◆ Your objective
Scan the material that follows. Copy every line containing the word "this".

◆ Record excerpts

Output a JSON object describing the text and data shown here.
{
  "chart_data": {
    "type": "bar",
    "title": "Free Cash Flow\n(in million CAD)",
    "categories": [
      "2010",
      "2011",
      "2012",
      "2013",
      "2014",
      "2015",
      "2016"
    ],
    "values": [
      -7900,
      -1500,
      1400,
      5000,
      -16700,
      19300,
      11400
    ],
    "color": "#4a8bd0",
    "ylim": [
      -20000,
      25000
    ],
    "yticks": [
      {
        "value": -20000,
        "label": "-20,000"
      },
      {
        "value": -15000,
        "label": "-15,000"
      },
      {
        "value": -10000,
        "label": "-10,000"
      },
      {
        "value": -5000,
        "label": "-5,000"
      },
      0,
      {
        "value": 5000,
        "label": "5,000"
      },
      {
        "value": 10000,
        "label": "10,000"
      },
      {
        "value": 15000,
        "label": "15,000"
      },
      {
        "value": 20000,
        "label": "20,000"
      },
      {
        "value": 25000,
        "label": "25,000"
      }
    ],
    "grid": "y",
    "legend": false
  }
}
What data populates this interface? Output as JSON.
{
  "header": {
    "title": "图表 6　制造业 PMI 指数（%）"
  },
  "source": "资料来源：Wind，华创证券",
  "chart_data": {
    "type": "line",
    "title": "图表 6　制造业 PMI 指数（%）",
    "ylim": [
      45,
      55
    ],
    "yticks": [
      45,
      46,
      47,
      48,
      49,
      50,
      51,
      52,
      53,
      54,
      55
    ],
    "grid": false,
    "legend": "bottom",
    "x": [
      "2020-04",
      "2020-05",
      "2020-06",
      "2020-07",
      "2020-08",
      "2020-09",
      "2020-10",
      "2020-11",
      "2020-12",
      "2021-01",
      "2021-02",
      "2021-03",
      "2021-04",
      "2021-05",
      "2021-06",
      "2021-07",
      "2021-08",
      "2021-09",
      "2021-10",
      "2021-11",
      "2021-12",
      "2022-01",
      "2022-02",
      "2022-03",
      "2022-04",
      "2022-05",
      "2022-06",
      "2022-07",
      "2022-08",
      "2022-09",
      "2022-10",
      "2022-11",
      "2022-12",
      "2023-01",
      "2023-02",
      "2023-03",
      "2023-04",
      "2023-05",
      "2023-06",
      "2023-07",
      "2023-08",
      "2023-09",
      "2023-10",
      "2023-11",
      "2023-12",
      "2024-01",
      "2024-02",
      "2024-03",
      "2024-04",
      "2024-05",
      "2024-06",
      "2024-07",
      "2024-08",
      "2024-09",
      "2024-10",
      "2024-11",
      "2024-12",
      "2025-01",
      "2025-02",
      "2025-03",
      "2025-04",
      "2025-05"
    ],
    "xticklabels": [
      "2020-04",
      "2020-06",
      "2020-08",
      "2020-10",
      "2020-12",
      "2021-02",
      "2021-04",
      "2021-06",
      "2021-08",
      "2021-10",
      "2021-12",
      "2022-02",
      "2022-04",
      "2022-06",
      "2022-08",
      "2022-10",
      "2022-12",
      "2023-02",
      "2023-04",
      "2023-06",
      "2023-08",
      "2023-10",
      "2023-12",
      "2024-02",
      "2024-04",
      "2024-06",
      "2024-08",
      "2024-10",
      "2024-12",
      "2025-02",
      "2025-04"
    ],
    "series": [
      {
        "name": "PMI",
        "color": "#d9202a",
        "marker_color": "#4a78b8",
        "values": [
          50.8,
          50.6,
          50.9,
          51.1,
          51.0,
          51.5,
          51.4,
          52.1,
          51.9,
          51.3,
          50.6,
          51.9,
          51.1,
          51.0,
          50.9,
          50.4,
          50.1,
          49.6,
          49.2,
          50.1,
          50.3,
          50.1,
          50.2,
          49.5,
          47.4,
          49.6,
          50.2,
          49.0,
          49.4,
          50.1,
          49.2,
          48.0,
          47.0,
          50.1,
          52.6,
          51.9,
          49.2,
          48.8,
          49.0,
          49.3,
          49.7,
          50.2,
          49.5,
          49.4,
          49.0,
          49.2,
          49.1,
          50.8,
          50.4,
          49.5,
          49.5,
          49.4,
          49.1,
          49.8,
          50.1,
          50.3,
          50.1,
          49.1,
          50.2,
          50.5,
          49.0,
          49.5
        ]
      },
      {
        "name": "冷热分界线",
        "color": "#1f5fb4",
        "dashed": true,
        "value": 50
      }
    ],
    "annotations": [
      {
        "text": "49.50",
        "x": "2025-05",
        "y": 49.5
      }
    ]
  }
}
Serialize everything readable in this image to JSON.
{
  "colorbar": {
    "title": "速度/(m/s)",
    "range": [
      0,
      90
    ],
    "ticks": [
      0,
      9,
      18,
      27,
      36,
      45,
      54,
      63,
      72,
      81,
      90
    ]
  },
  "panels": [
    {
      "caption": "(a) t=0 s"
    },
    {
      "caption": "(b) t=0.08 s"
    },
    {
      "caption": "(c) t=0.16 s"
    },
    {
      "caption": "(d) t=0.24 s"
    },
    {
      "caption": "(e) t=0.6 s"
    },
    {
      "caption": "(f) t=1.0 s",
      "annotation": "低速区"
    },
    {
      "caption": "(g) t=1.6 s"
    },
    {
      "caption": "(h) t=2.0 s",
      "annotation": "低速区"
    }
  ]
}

◆ The response
What data populates this interface? Output as JSON.
Serialize everything readable in this image to JSON.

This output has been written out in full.